Records contained in a dataset:
***
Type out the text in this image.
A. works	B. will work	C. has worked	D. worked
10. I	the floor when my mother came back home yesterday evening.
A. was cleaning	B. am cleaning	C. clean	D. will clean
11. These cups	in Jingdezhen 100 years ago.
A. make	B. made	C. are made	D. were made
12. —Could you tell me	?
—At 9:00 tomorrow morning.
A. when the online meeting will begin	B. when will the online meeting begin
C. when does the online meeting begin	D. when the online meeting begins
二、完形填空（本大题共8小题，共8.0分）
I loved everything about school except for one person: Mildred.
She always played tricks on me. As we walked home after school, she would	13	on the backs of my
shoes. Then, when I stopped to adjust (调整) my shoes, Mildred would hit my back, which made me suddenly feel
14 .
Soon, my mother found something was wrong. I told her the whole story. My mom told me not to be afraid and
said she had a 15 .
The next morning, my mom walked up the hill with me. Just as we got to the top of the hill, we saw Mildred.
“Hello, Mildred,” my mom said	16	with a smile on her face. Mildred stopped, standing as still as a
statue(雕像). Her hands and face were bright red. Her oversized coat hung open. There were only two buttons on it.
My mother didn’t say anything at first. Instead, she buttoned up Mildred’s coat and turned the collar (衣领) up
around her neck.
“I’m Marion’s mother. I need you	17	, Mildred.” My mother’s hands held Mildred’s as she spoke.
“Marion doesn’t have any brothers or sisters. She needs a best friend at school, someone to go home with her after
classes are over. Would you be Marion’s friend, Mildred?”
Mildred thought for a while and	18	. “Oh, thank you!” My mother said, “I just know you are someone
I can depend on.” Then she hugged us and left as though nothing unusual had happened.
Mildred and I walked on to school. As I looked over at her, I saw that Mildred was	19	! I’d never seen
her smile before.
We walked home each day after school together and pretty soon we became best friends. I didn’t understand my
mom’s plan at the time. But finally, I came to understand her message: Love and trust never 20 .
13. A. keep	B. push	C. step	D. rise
***
**Written problem:** Each entry must be reproduced verbatim.

**Solution below:**
Type out the text in this image.
A. works	B. will work	C. has worked	D. worked
10. I	the floor when my mother came back home yesterday evening.
A. was cleaning	B. am cleaning	C. clean	D. will clean
11. These cups	in Jingdezhen 100 years ago.
A. make	B. made	C. are made	D. were made
12. —Could you tell me	?
—At 9:00 tomorrow morning.
A. when the online meeting will begin	B. when will the online meeting begin
C. when does the online meeting begin	D. when the online meeting begins
二、完形填空（本大题共8小题，共8.0分）
I loved everything about school except for one person: Mildred.
She always played tricks on me. As we walked home after school, she would	13	on the backs of my
shoes. Then, when I stopped to adjust (调整) my shoes, Mildred would hit my back, which made me suddenly feel
14 .
Soon, my mother found something was wrong. I told her the whole story. My mom told me not to be afraid and
said she had a 15 .
The next morning, my mom walked up the hill with me. Just as we got to the top of the hill, we saw Mildred.
“Hello, Mildred,” my mom said	16	with a smile on her face. Mildred stopped, standing as still as a
statue(雕像). Her hands and face were bright red. Her oversized coat hung open. There were only two buttons on it.
My mother didn’t say anything at first. Instead, she buttoned up Mildred’s coat and turned the collar (衣领) up
around her neck.
“I’m Marion’s mother. I need you	17	, Mildred.” My mother’s hands held Mildred’s as she spoke.
“Marion doesn’t have any brothers or sisters. She needs a best friend at school, someone to go home with her after
classes are over. Would you be Marion’s friend, Mildred?”
Mildred thought for a while and	18	. “Oh, thank you!” My mother said, “I just know you are someone
I can depend on.” Then she hugged us and left as though nothing unusual had happened.
Mildred and I walked on to school. As I looked over at her, I saw that Mildred was	19	! I’d never seen
her smile before.
We walked home each day after school together and pretty soon we became best friends. I didn’t understand my
mom’s plan at the time. But finally, I came to understand her message: Love and trust never 20 .
13. A. keep	B. push	C. step	D. rise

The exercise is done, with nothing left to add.